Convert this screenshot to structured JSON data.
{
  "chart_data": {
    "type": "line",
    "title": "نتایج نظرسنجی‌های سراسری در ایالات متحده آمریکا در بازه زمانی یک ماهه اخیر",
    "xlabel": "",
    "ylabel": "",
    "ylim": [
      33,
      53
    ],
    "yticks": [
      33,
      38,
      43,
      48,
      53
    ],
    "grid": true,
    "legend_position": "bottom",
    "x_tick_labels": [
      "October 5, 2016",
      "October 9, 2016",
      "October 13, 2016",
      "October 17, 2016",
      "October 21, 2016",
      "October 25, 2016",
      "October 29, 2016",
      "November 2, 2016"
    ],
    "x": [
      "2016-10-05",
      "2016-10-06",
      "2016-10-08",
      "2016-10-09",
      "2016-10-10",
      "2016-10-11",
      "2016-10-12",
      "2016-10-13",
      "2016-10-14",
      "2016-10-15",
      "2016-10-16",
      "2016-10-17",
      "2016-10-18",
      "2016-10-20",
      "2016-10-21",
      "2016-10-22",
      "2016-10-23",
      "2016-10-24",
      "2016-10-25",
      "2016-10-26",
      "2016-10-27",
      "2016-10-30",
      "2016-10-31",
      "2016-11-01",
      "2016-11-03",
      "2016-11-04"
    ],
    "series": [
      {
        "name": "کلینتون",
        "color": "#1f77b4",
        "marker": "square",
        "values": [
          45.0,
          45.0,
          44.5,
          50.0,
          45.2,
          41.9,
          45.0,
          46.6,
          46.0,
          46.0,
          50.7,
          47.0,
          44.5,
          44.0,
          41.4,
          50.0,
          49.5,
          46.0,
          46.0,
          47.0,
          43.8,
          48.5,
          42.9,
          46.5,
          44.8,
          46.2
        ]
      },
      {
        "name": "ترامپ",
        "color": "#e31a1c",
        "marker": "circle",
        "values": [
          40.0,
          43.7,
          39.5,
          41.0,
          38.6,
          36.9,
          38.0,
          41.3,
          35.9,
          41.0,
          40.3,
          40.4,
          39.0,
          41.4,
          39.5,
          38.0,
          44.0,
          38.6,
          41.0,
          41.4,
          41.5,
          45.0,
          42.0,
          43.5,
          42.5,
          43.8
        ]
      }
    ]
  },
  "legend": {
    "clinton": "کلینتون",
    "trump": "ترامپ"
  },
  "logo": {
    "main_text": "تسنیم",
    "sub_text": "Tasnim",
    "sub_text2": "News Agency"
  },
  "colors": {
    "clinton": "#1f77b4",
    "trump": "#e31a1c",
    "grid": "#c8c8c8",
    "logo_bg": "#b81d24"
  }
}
====
▶ What you are asked to do:
Print the listing above in its entirety, with every line exact.

▶ Finished exercise:
Convert this screenshot to structured JSON data.
{
  "chart_data": {
    "type": "line",
    "title": "نتایج نظرسنجی‌های سراسری در ایالات متحده آمریکا در بازه زمانی یک ماهه اخیر",
    "xlabel": "",
    "ylabel": "",
    "ylim": [
      33,
      53
    ],
    "yticks": [
      33,
      38,
      43,
      48,
      53
    ],
    "grid": true,
    "legend_position": "bottom",
    "x_tick_labels": [
      "October 5, 2016",
      "October 9, 2016",
      "October 13, 2016",
      "October 17, 2016",
      "October 21, 2016",
      "October 25, 2016",
      "October 29, 2016",
      "November 2, 2016"
    ],
    "x": [
      "2016-10-05",
      "2016-10-06",
      "2016-10-08",
      "2016-10-09",
      "2016-10-10",
      "2016-10-11",
      "2016-10-12",
      "2016-10-13",
      "2016-10-14",
      "2016-10-15",
      "2016-10-16",
      "2016-10-17",
      "2016-10-18",
      "2016-10-20",
      "2016-10-21",
      "2016-10-22",
      "2016-10-23",
      "2016-10-24",
      "2016-10-25",
      "2016-10-26",
      "2016-10-27",
      "2016-10-30",
      "2016-10-31",
      "2016-11-01",
      "2016-11-03",
      "2016-11-04"
    ],
    "series": [
      {
        "name": "کلینتون",
        "color": "#1f77b4",
        "marker": "square",
        "values": [
          45.0,
          45.0,
          44.5,
          50.0,
          45.2,
          41.9,
          45.0,
          46.6,
          46.0,
          46.0,
          50.7,
          47.0,
          44.5,
          44.0,
          41.4,
          50.0,
          49.5,
          46.0,
          46.0,
          47.0,
          43.8,
          48.5,
          42.9,
          46.5,
          44.8,
          46.2
        ]
      },
      {
        "name": "ترامپ",
        "color": "#e31a1c",
        "marker": "circle",
        "values": [
          40.0,
          43.7,
          39.5,
          41.0,
          38.6,
          36.9,
          38.0,
          41.3,
          35.9,
          41.0,
          40.3,
          40.4,
          39.0,
          41.4,
          39.5,
          38.0,
          44.0,
          38.6,
          41.0,
          41.4,
          41.5,
          45.0,
          42.0,
          43.5,
          42.5,
          43.8
        ]
      }
    ]
  },
  "legend": {
    "clinton": "کلینتون",
    "trump": "ترامپ"
  },
  "logo": {
    "main_text": "تسنیم",
    "sub_text": "Tasnim",
    "sub_text2": "News Agency"
  },
  "colors": {
    "clinton": "#1f77b4",
    "trump": "#e31a1c",
    "grid": "#c8c8c8",
    "logo_bg": "#b81d24"
  }
}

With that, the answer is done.